#### Written task
Return each entry exactly, omitting nothing.

#### Records about charts and figures
--------

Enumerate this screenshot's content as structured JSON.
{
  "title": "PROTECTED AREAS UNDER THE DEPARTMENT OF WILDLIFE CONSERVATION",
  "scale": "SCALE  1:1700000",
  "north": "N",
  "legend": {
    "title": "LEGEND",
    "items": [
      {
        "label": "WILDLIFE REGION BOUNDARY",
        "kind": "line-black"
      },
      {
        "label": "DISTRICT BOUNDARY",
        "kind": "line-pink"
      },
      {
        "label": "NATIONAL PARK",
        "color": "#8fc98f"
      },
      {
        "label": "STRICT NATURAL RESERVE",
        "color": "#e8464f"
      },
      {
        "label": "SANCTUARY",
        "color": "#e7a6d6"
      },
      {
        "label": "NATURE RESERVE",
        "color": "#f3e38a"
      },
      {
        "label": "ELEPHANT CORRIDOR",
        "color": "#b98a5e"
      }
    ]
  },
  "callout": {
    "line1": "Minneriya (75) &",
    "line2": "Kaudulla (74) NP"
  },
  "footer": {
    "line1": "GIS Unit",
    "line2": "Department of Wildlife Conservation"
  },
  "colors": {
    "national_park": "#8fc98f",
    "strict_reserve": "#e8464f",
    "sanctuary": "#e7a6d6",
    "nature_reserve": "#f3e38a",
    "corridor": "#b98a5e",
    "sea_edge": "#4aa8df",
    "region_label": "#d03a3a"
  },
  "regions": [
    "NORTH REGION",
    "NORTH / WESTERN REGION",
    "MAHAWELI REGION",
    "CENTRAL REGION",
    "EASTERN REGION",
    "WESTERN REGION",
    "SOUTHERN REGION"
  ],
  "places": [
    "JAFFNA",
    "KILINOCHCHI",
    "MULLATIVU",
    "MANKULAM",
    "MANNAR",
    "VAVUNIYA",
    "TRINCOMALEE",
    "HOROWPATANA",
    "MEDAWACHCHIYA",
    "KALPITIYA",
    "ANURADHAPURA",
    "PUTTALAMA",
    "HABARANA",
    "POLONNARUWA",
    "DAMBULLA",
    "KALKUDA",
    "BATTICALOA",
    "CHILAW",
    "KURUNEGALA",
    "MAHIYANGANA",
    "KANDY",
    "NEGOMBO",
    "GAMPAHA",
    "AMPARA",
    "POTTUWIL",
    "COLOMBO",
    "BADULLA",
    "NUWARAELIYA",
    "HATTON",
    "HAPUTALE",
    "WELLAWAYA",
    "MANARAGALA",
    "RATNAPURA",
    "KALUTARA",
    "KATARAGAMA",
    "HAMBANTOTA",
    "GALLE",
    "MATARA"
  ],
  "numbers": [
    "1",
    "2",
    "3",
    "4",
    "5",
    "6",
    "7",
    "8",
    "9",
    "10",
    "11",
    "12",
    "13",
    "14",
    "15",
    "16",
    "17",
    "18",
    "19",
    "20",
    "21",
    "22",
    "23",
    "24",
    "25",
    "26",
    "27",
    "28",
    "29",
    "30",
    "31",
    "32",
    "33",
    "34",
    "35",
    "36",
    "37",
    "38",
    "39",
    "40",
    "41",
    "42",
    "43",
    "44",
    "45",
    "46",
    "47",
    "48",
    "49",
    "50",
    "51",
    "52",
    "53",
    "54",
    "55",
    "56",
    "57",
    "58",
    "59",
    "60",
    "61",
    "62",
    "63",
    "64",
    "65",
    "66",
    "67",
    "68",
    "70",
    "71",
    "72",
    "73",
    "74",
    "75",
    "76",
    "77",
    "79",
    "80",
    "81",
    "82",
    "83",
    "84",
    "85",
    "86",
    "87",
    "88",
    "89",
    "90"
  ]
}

--------

#### Answer to this problem
Enumerate this screenshot's content as structured JSON.
{
  "title": "PROTECTED AREAS UNDER THE DEPARTMENT OF WILDLIFE CONSERVATION",
  "scale": "SCALE  1:1700000",
  "north": "N",
  "legend": {
    "title": "LEGEND",
    "items": [
      {
        "label": "WILDLIFE REGION BOUNDARY",
        "kind": "line-black"
      },
      {
        "label": "DISTRICT BOUNDARY",
        "kind": "line-pink"
      },
      {
        "label": "NATIONAL PARK",
        "color": "#8fc98f"
      },
      {
        "label": "STRICT NATURAL RESERVE",
        "color": "#e8464f"
      },
      {
        "label": "SANCTUARY",
        "color": "#e7a6d6"
      },
      {
        "label": "NATURE RESERVE",
        "color": "#f3e38a"
      },
      {
        "label": "ELEPHANT CORRIDOR",
        "color": "#b98a5e"
      }
    ]
  },
  "callout": {
    "line1": "Minneriya (75) &",
    "line2": "Kaudulla (74) NP"
  },
  "footer": {
    "line1": "GIS Unit",
    "line2": "Department of Wildlife Conservation"
  },
  "colors": {
    "national_park": "#8fc98f",
    "strict_reserve": "#e8464f",
    "sanctuary": "#e7a6d6",
    "nature_reserve": "#f3e38a",
    "corridor": "#b98a5e",
    "sea_edge": "#4aa8df",
    "region_label": "#d03a3a"
  },
  "regions": [
    "NORTH REGION",
    "NORTH / WESTERN REGION",
    "MAHAWELI REGION",
    "CENTRAL REGION",
    "EASTERN REGION",
    "WESTERN REGION",
    "SOUTHERN REGION"
  ],
  "places": [
    "JAFFNA",
    "KILINOCHCHI",
    "MULLATIVU",
    "MANKULAM",
    "MANNAR",
    "VAVUNIYA",
    "TRINCOMALEE",
    "HOROWPATANA",
    "MEDAWACHCHIYA",
    "KALPITIYA",
    "ANURADHAPURA",
    "PUTTALAMA",
    "HABARANA",
    "POLONNARUWA",
    "DAMBULLA",
    "KALKUDA",
    "BATTICALOA",
    "CHILAW",
    "KURUNEGALA",
    "MAHIYANGANA",
    "KANDY",
    "NEGOMBO",
    "GAMPAHA",
    "AMPARA",
    "POTTUWIL",
    "COLOMBO",
    "BADULLA",
    "NUWARAELIYA",
    "HATTON",
    "HAPUTALE",
    "WELLAWAYA",
    "MANARAGALA",
    "RATNAPURA",
    "KALUTARA",
    "KATARAGAMA",
    "HAMBANTOTA",
    "GALLE",
    "MATARA"
  ],
  "numbers": [
    "1",
    "2",
    "3",
    "4",
    "5",
    "6",
    "7",
    "8",
    "9",
    "10",
    "11",
    "12",
    "13",
    "14",
    "15",
    "16",
    "17",
    "18",
    "19",
    "20",
    "21",
    "22",
    "23",
    "24",
    "25",
    "26",
    "27",
    "28",
    "29",
    "30",
    "31",
    "32",
    "33",
    "34",
    "35",
    "36",
    "37",
    "38",
    "39",
    "40",
    "41",
    "42",
    "43",
    "44",
    "45",
    "46",
    "47",
    "48",
    "49",
    "50",
    "51",
    "52",
    "53",
    "54",
    "55",
    "56",
    "57",
    "58",
    "59",
    "60",
    "61",
    "62",
    "63",
    "64",
    "65",
    "66",
    "67",
    "68",
    "70",
    "71",
    "72",
    "73",
    "74",
    "75",
    "76",
    "77",
    "79",
    "80",
    "81",
    "82",
    "83",
    "84",
    "85",
    "86",
    "87",
    "88",
    "89",
    "90"
  ]
}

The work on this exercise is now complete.